## [DOCUMENT TEXT]
## START

Delayed Message Playback or Message Repeat Feature



Problem: Relay is in your pocket, you feel it vibrate, by the time you get it to where you can hear it, the message has already played.

Solution: A mode where the message does not play until you tap a button. So, Relay vibrates, light ring lights up and stays on (or blinks) and audio doesn’t play until the user does something to make it play.

This also would act as a “mute” function of sorts so that audio isn’t played in an environment where it isn’t appropriate.


So not to get too prescriptive, you’re looking for a way to leave a message to be played later?


Similar to delayed listening or reading of messages when VM, text or email received? A repeat/ play again option?


Here’s the sepcific situation I’ve had. And it has happened about 20 times in the one day we’ve had the units. I have unit in pocket, kid talks, I take Relay out just in time to catch last word and have to say “sorry, I didn’t hear that.” Message is repeated. It would be nice to be able to delay that message until the unit is out of my pocket, or to repeat it. One message of depth is enough. Having the last message cached and being able to repeat it would serve the purpose.

## END

## [AVAILABLE DATA]
## START

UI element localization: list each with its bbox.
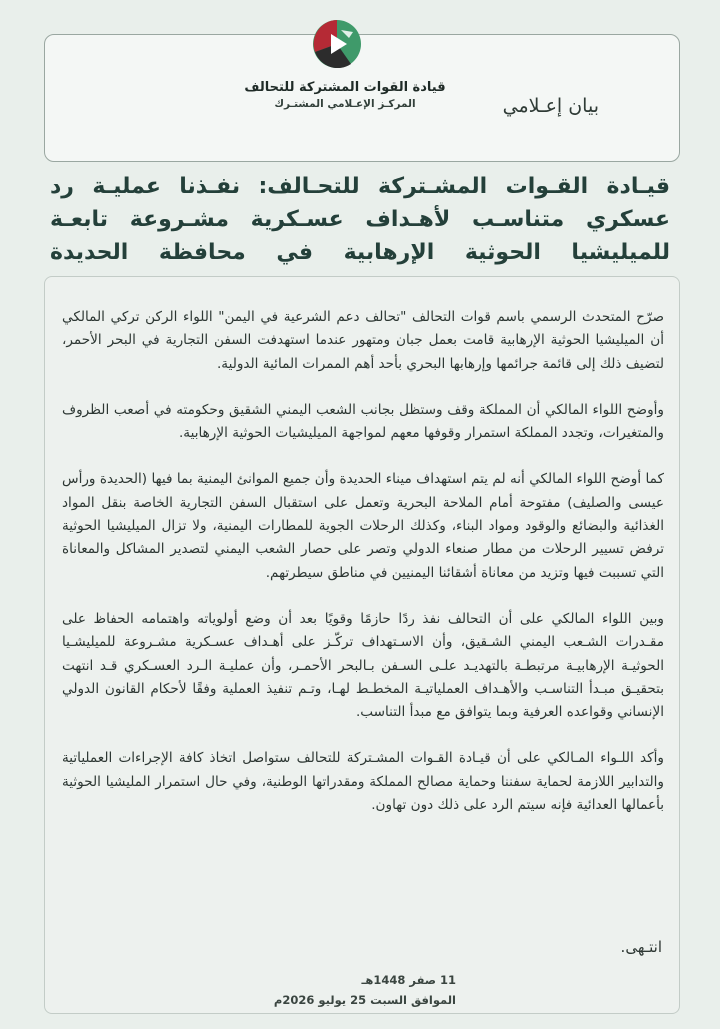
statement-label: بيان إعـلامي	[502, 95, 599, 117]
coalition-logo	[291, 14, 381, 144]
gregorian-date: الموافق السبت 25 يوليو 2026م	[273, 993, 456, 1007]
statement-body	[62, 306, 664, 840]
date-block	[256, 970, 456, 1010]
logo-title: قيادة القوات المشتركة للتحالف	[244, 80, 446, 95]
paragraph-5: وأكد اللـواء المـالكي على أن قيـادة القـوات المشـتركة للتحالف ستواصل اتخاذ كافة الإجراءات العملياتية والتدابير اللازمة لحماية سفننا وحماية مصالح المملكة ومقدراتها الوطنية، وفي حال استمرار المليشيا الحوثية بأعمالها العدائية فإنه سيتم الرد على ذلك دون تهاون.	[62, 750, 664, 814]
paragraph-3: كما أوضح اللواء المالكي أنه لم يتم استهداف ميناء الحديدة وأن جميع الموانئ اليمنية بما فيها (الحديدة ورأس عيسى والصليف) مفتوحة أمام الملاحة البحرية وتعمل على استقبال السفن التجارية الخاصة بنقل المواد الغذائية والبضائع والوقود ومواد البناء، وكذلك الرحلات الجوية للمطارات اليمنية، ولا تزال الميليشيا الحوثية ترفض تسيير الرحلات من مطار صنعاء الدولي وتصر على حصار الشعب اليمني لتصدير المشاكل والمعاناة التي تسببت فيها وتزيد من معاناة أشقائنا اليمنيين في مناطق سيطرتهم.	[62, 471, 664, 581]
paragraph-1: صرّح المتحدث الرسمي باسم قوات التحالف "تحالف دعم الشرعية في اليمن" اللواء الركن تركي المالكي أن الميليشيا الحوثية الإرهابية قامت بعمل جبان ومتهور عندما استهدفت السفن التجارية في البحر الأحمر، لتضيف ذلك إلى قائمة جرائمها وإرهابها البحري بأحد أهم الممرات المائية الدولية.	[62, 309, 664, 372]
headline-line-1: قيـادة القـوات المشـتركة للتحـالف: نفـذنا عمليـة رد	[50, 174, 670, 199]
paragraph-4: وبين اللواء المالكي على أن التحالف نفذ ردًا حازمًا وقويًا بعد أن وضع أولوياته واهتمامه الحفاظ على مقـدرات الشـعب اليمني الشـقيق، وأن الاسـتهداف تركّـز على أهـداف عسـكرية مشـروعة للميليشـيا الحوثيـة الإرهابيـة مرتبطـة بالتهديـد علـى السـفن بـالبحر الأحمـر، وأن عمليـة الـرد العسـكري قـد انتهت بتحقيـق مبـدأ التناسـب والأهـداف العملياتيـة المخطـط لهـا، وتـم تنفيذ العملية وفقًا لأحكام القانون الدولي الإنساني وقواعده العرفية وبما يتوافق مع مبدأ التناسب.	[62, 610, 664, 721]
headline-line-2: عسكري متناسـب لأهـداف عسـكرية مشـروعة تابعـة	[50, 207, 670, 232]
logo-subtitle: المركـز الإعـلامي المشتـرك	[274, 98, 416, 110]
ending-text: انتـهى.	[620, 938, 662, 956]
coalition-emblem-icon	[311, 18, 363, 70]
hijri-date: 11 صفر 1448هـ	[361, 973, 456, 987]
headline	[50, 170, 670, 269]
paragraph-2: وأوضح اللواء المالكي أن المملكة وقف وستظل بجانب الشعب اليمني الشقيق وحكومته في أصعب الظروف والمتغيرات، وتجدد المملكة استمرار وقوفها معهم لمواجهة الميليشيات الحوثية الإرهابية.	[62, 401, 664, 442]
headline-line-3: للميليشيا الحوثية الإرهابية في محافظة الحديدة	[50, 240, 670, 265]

## END

## [OBJECTIVE A]
In the rows, copy out word for word the lines that begin at the one containing "95, 599, 117]" and end after the one containing "headline-line-1: قيـادة القـوات".
## [OBJECTIVE B]
Extend the discussion about delayed message playback on Relay, picking up right after its last sentence.

## [EXPECTED OUTPUT A]
statement-label: بيان إعـلامي	[502, 95, 599, 117]
coalition-logo	[291, 14, 381, 144]
gregorian-date: الموافق السبت 25 يوليو 2026م	[273, 993, 456, 1007]
statement-body	[62, 306, 664, 840]
date-block	[256, 970, 456, 1010]
logo-title: قيادة القوات المشتركة للتحالف	[244, 80, 446, 95]
paragraph-5: وأكد اللـواء المـالكي على أن قيـادة القـوات المشـتركة للتحالف ستواصل اتخاذ كافة الإجراءات العملياتية والتدابير اللازمة لحماية سفننا وحماية مصالح المملكة ومقدراتها الوطنية، وفي حال استمرار المليشيا الحوثية بأعمالها العدائية فإنه سيتم الرد على ذلك دون تهاون.	[62, 750, 664, 814]
paragraph-3: كما أوضح اللواء المالكي أنه لم يتم استهداف ميناء الحديدة وأن جميع الموانئ اليمنية بما فيها (الحديدة ورأس عيسى والصليف) مفتوحة أمام الملاحة البحرية وتعمل على استقبال السفن التجارية الخاصة بنقل المواد الغذائية والبضائع والوقود ومواد البناء، وكذلك الرحلات الجوية للمطارات اليمنية، ولا تزال الميليشيا الحوثية ترفض تسيير الرحلات من مطار صنعاء الدولي وتصر على حصار الشعب اليمني لتصدير المشاكل والمعاناة التي تسببت فيها وتزيد من معاناة أشقائنا اليمنيين في مناطق سيطرتهم.	[62, 471, 664, 581]
paragraph-1: صرّح المتحدث الرسمي باسم قوات التحالف "تحالف دعم الشرعية في اليمن" اللواء الركن تركي المالكي أن الميليشيا الحوثية الإرهابية قامت بعمل جبان ومتهور عندما استهدفت السفن التجارية في البحر الأحمر، لتضيف ذلك إلى قائمة جرائمها وإرهابها البحري بأحد أهم الممرات المائية الدولية.	[62, 309, 664, 372]
headline-line-1: قيـادة القـوات المشـتركة للتحـالف: نفـذنا عمليـة رد	[50, 174, 670, 199]

## [EXPECTED OUTPUT B]
Might be a learning curve, but we have had several “can you repeat” messages so far as well.


Like a walkie talkie, can “Say Again” work? I say this because there may be complications with making this work on anything other than the companion app. There are not a lot of options for this on the relay itself. One thing I remember from my Army days is they said to “Key the talk button then give it a second or two before talking.” Maybe it can be fun doing the “Overs”, “10-4/copy” “Stand by” etc…

I am not saying there is not a way to integrate these things that the traditional Walkie Talkie world had to overcome, just that with a device that has no screen and 3 buttons it can get complicated fast so the old ways may have value.


Maybe a post here evaluating old fashioned walkie talkie etiquette and terms might be fun. A blast from the past.


I get your point, but it would be great if the advantage the Relay has over traditional services isn’t just range and security.

I’m thinking something like a double tap of the talk button plays back the last message received. Having only a light idea of how things work under the hood leaves me to think this wouldn’t be impossible.

It’d also be a great start to have the capability in the app.


On rev 1 we have a walkie-talkie that works over cellular and has GPS, remote battery and remote availability checking. Soon we have a bunch of other channels(listed on our site) coming that will all be vying for the same 3 buttons.

I like your idea but we are going to use this forum to discuss ideas and refine them so they are able to mature into a solution to a problem. All ideas mature, grow and change as needs are identified.

I agree with the problem, which is why I am responding. I have experienced this too and not just with a Relay.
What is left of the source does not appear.